• [Given records]:
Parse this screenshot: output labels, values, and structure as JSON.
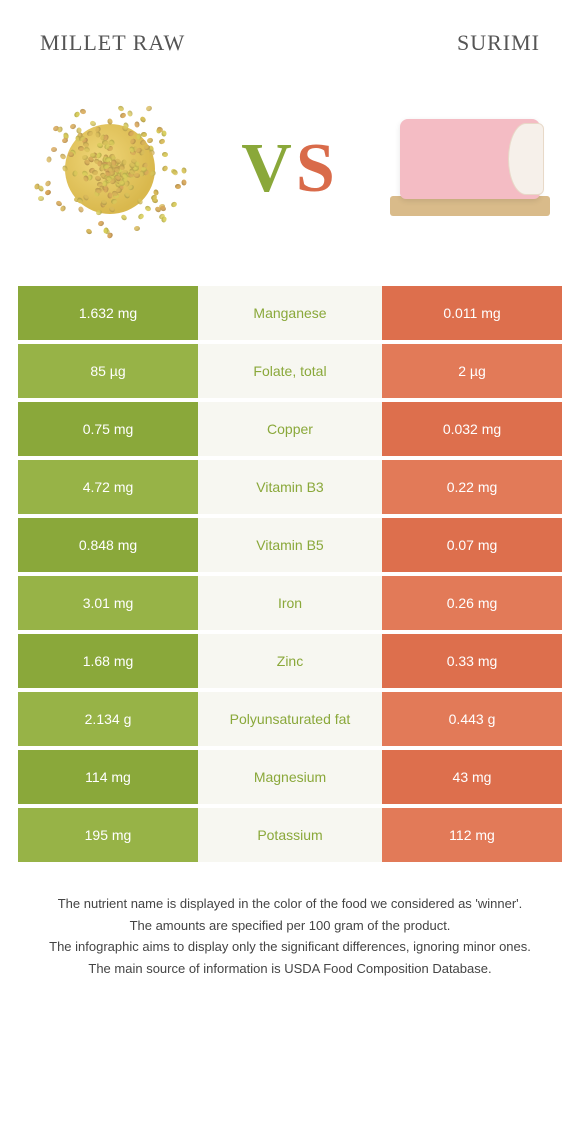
{
  "foods": {
    "left": {
      "title": "Millet raw",
      "color": "#8aa83a",
      "alt_color": "#97b347"
    },
    "right": {
      "title": "Surimi",
      "color": "#dd6f4d",
      "alt_color": "#e27a58"
    }
  },
  "vs_label": "VS",
  "table": {
    "mid_bg": "#f7f7f1",
    "winner_text_colors": {
      "left": "#8aa83a",
      "right": "#dd6f4d"
    },
    "rows": [
      {
        "left": "1.632 mg",
        "nutrient": "Manganese",
        "right": "0.011 mg",
        "winner": "left"
      },
      {
        "left": "85 µg",
        "nutrient": "Folate, total",
        "right": "2 µg",
        "winner": "left"
      },
      {
        "left": "0.75 mg",
        "nutrient": "Copper",
        "right": "0.032 mg",
        "winner": "left"
      },
      {
        "left": "4.72 mg",
        "nutrient": "Vitamin B3",
        "right": "0.22 mg",
        "winner": "left"
      },
      {
        "left": "0.848 mg",
        "nutrient": "Vitamin B5",
        "right": "0.07 mg",
        "winner": "left"
      },
      {
        "left": "3.01 mg",
        "nutrient": "Iron",
        "right": "0.26 mg",
        "winner": "left"
      },
      {
        "left": "1.68 mg",
        "nutrient": "Zinc",
        "right": "0.33 mg",
        "winner": "left"
      },
      {
        "left": "2.134 g",
        "nutrient": "Polyunsaturated fat",
        "right": "0.443 g",
        "winner": "left"
      },
      {
        "left": "114 mg",
        "nutrient": "Magnesium",
        "right": "43 mg",
        "winner": "left"
      },
      {
        "left": "195 mg",
        "nutrient": "Potassium",
        "right": "112 mg",
        "winner": "left"
      }
    ]
  },
  "footnotes": [
    "The nutrient name is displayed in the color of the food we considered as 'winner'.",
    "The amounts are specified per 100 gram of the product.",
    "The infographic aims to display only the significant differences, ignoring minor ones.",
    "The main source of information is USDA Food Composition Database."
  ]
}
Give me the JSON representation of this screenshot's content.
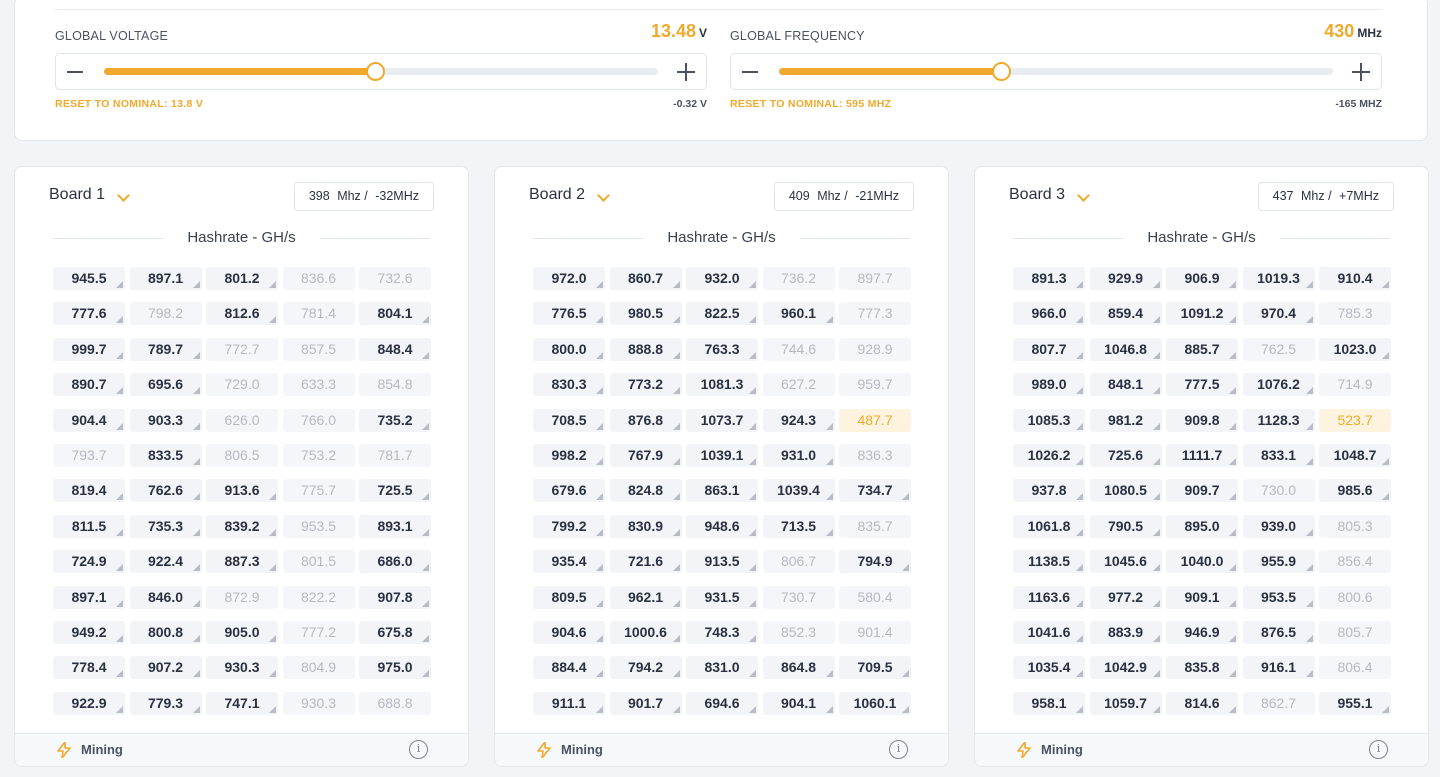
{
  "voltage": {
    "label": "GLOBAL VOLTAGE",
    "value": "13.48",
    "unit": "V",
    "reset_label": "RESET TO NOMINAL: 13.8 V",
    "delta": "-0.32 V",
    "level_fraction": 0.49
  },
  "frequency": {
    "label": "GLOBAL FREQUENCY",
    "value": "430",
    "unit": "MHz",
    "reset_label": "RESET TO NOMINAL: 595 MHZ",
    "delta": "-165 MHZ",
    "level_fraction": 0.4
  },
  "colors": {
    "accent": "#f0a92c",
    "text": "#2a3140",
    "muted": "#b4b9c3",
    "warn_bg": "#fdf3df"
  },
  "boards": [
    {
      "title": "Board 1",
      "freq": "398",
      "freq_unit": "Mhz /",
      "freq_delta": "-32MHz",
      "hashrate_title": "Hashrate - GH/s",
      "status": "Mining",
      "cells": [
        [
          "945.5",
          "897.1",
          "801.2",
          "836.6",
          "732.6"
        ],
        [
          "777.6",
          "798.2",
          "812.6",
          "781.4",
          "804.1"
        ],
        [
          "999.7",
          "789.7",
          "772.7",
          "857.5",
          "848.4"
        ],
        [
          "890.7",
          "695.6",
          "729.0",
          "633.3",
          "854.8"
        ],
        [
          "904.4",
          "903.3",
          "626.0",
          "766.0",
          "735.2"
        ],
        [
          "793.7",
          "833.5",
          "806.5",
          "753.2",
          "781.7"
        ],
        [
          "819.4",
          "762.6",
          "913.6",
          "775.7",
          "725.5"
        ],
        [
          "811.5",
          "735.3",
          "839.2",
          "953.5",
          "893.1"
        ],
        [
          "724.9",
          "922.4",
          "887.3",
          "801.5",
          "686.0"
        ],
        [
          "897.1",
          "846.0",
          "872.9",
          "822.2",
          "907.8"
        ],
        [
          "949.2",
          "800.8",
          "905.0",
          "777.2",
          "675.8"
        ],
        [
          "778.4",
          "907.2",
          "930.3",
          "804.9",
          "975.0"
        ],
        [
          "922.9",
          "779.3",
          "747.1",
          "930.3",
          "688.8"
        ]
      ],
      "states": [
        [
          "on",
          "on",
          "on",
          "off",
          "off"
        ],
        [
          "on",
          "off",
          "on",
          "off",
          "on"
        ],
        [
          "on",
          "on",
          "off",
          "off",
          "on"
        ],
        [
          "on",
          "on",
          "off",
          "off",
          "off"
        ],
        [
          "on",
          "on",
          "off",
          "off",
          "on"
        ],
        [
          "off",
          "on",
          "off",
          "off",
          "off"
        ],
        [
          "on",
          "on",
          "on",
          "off",
          "on"
        ],
        [
          "on",
          "on",
          "on",
          "off",
          "on"
        ],
        [
          "on",
          "on",
          "on",
          "off",
          "on"
        ],
        [
          "on",
          "on",
          "off",
          "off",
          "on"
        ],
        [
          "on",
          "on",
          "on",
          "off",
          "on"
        ],
        [
          "on",
          "on",
          "on",
          "off",
          "on"
        ],
        [
          "on",
          "on",
          "on",
          "off",
          "off"
        ]
      ]
    },
    {
      "title": "Board 2",
      "freq": "409",
      "freq_unit": "Mhz /",
      "freq_delta": "-21MHz",
      "hashrate_title": "Hashrate - GH/s",
      "status": "Mining",
      "cells": [
        [
          "972.0",
          "860.7",
          "932.0",
          "736.2",
          "897.7"
        ],
        [
          "776.5",
          "980.5",
          "822.5",
          "960.1",
          "777.3"
        ],
        [
          "800.0",
          "888.8",
          "763.3",
          "744.6",
          "928.9"
        ],
        [
          "830.3",
          "773.2",
          "1081.3",
          "627.2",
          "959.7"
        ],
        [
          "708.5",
          "876.8",
          "1073.7",
          "924.3",
          "487.7"
        ],
        [
          "998.2",
          "767.9",
          "1039.1",
          "931.0",
          "836.3"
        ],
        [
          "679.6",
          "824.8",
          "863.1",
          "1039.4",
          "734.7"
        ],
        [
          "799.2",
          "830.9",
          "948.6",
          "713.5",
          "835.7"
        ],
        [
          "935.4",
          "721.6",
          "913.5",
          "806.7",
          "794.9"
        ],
        [
          "809.5",
          "962.1",
          "931.5",
          "730.7",
          "580.4"
        ],
        [
          "904.6",
          "1000.6",
          "748.3",
          "852.3",
          "901.4"
        ],
        [
          "884.4",
          "794.2",
          "831.0",
          "864.8",
          "709.5"
        ],
        [
          "911.1",
          "901.7",
          "694.6",
          "904.1",
          "1060.1"
        ]
      ],
      "states": [
        [
          "on",
          "on",
          "on",
          "off",
          "off"
        ],
        [
          "on",
          "on",
          "on",
          "on",
          "off"
        ],
        [
          "on",
          "on",
          "on",
          "off",
          "off"
        ],
        [
          "on",
          "on",
          "on",
          "off",
          "off"
        ],
        [
          "on",
          "on",
          "on",
          "on",
          "warn"
        ],
        [
          "on",
          "on",
          "on",
          "on",
          "off"
        ],
        [
          "on",
          "on",
          "on",
          "on",
          "on"
        ],
        [
          "on",
          "on",
          "on",
          "on",
          "off"
        ],
        [
          "on",
          "on",
          "on",
          "off",
          "on"
        ],
        [
          "on",
          "on",
          "on",
          "off",
          "off"
        ],
        [
          "on",
          "on",
          "on",
          "off",
          "off"
        ],
        [
          "on",
          "on",
          "on",
          "on",
          "on"
        ],
        [
          "on",
          "on",
          "on",
          "on",
          "on"
        ]
      ]
    },
    {
      "title": "Board 3",
      "freq": "437",
      "freq_unit": "Mhz /",
      "freq_delta": "+7MHz",
      "hashrate_title": "Hashrate - GH/s",
      "status": "Mining",
      "cells": [
        [
          "891.3",
          "929.9",
          "906.9",
          "1019.3",
          "910.4"
        ],
        [
          "966.0",
          "859.4",
          "1091.2",
          "970.4",
          "785.3"
        ],
        [
          "807.7",
          "1046.8",
          "885.7",
          "762.5",
          "1023.0"
        ],
        [
          "989.0",
          "848.1",
          "777.5",
          "1076.2",
          "714.9"
        ],
        [
          "1085.3",
          "981.2",
          "909.8",
          "1128.3",
          "523.7"
        ],
        [
          "1026.2",
          "725.6",
          "1111.7",
          "833.1",
          "1048.7"
        ],
        [
          "937.8",
          "1080.5",
          "909.7",
          "730.0",
          "985.6"
        ],
        [
          "1061.8",
          "790.5",
          "895.0",
          "939.0",
          "805.3"
        ],
        [
          "1138.5",
          "1045.6",
          "1040.0",
          "955.9",
          "856.4"
        ],
        [
          "1163.6",
          "977.2",
          "909.1",
          "953.5",
          "800.6"
        ],
        [
          "1041.6",
          "883.9",
          "946.9",
          "876.5",
          "805.7"
        ],
        [
          "1035.4",
          "1042.9",
          "835.8",
          "916.1",
          "806.4"
        ],
        [
          "958.1",
          "1059.7",
          "814.6",
          "862.7",
          "955.1"
        ]
      ],
      "states": [
        [
          "on",
          "on",
          "on",
          "on",
          "on"
        ],
        [
          "on",
          "on",
          "on",
          "on",
          "off"
        ],
        [
          "on",
          "on",
          "on",
          "off",
          "on"
        ],
        [
          "on",
          "on",
          "on",
          "on",
          "off"
        ],
        [
          "on",
          "on",
          "on",
          "on",
          "warn"
        ],
        [
          "on",
          "on",
          "on",
          "on",
          "on"
        ],
        [
          "on",
          "on",
          "on",
          "off",
          "on"
        ],
        [
          "on",
          "on",
          "on",
          "on",
          "off"
        ],
        [
          "on",
          "on",
          "on",
          "on",
          "off"
        ],
        [
          "on",
          "on",
          "on",
          "on",
          "off"
        ],
        [
          "on",
          "on",
          "on",
          "on",
          "off"
        ],
        [
          "on",
          "on",
          "on",
          "on",
          "off"
        ],
        [
          "on",
          "on",
          "on",
          "off",
          "on"
        ]
      ]
    }
  ]
}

• [Given problem]: Pull out all lines containing the word "screenshot" from the entries above.

• [Answer to the task]:
Parse this screenshot: output labels, values, and structure as JSON.
Give me the JSON representation of this screenshot's content.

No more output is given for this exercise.